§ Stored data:
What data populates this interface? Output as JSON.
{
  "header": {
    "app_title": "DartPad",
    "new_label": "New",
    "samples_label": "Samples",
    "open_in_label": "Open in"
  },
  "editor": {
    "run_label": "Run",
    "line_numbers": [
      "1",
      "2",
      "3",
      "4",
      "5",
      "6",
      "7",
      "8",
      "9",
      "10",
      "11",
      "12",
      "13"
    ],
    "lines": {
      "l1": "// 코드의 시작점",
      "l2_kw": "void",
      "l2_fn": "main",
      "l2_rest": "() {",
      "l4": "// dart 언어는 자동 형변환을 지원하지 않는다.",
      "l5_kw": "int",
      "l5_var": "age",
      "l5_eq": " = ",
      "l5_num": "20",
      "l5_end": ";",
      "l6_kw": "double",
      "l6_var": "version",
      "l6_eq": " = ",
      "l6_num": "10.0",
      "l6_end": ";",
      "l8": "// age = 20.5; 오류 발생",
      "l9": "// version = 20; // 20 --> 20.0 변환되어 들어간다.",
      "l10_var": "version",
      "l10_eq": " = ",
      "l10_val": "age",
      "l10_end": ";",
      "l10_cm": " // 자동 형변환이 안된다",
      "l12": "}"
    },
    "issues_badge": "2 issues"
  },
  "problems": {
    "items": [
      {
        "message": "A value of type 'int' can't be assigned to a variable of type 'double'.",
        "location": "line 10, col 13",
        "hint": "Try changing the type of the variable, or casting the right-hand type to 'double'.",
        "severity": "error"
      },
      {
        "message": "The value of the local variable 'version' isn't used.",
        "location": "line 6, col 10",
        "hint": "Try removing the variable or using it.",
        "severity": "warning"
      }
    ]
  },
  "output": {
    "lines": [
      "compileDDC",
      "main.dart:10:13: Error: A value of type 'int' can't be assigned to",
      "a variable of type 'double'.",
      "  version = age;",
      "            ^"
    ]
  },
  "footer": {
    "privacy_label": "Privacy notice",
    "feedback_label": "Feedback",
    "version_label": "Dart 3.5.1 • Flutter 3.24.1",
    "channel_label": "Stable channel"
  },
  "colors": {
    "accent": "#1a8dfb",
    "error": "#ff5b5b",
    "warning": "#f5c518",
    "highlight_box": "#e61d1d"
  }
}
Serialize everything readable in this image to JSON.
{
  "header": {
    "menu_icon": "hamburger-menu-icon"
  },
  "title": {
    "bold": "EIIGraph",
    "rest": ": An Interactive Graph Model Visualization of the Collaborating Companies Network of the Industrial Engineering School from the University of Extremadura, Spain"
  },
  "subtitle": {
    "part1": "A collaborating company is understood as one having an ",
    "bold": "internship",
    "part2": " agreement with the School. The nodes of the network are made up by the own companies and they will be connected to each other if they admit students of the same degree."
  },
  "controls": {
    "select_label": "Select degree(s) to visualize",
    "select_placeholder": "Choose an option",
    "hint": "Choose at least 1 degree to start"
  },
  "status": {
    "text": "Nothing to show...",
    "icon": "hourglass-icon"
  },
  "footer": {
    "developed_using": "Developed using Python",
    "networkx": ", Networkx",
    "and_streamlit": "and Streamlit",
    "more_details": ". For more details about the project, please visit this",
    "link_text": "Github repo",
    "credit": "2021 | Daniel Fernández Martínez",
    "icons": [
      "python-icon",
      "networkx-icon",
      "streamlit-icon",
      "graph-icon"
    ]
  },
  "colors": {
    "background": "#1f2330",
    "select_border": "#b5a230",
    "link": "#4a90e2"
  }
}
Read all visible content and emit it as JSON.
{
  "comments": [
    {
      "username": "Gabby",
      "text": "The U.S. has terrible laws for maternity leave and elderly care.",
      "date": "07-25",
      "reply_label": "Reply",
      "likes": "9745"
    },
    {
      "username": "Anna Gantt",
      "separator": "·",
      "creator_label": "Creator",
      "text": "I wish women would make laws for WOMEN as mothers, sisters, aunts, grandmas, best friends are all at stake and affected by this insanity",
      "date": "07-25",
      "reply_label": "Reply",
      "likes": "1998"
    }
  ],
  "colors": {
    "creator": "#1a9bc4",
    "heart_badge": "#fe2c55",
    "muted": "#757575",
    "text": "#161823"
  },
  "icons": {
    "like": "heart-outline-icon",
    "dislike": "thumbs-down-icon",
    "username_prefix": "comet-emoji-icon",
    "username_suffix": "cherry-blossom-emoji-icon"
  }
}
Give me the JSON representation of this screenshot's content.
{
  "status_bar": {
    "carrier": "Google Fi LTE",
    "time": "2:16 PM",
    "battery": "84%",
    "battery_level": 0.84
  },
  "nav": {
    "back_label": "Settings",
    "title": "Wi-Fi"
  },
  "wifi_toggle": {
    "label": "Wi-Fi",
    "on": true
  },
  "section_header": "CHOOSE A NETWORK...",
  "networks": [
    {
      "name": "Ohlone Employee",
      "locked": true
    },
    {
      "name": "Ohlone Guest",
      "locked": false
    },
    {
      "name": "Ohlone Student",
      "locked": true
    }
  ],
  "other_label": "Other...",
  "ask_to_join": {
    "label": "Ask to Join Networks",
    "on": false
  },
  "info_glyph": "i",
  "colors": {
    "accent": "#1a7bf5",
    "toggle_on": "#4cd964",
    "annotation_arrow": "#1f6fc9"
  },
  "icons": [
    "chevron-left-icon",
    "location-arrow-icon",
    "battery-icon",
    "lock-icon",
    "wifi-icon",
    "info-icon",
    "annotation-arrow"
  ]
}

§ SHORT EXERCISE: In the entries above, find each line with the word "Ohlone" and copy it.

§ RESULT:
      "name": "Ohlone Employee",
      "name": "Ohlone Guest",
      "name": "Ohlone Student",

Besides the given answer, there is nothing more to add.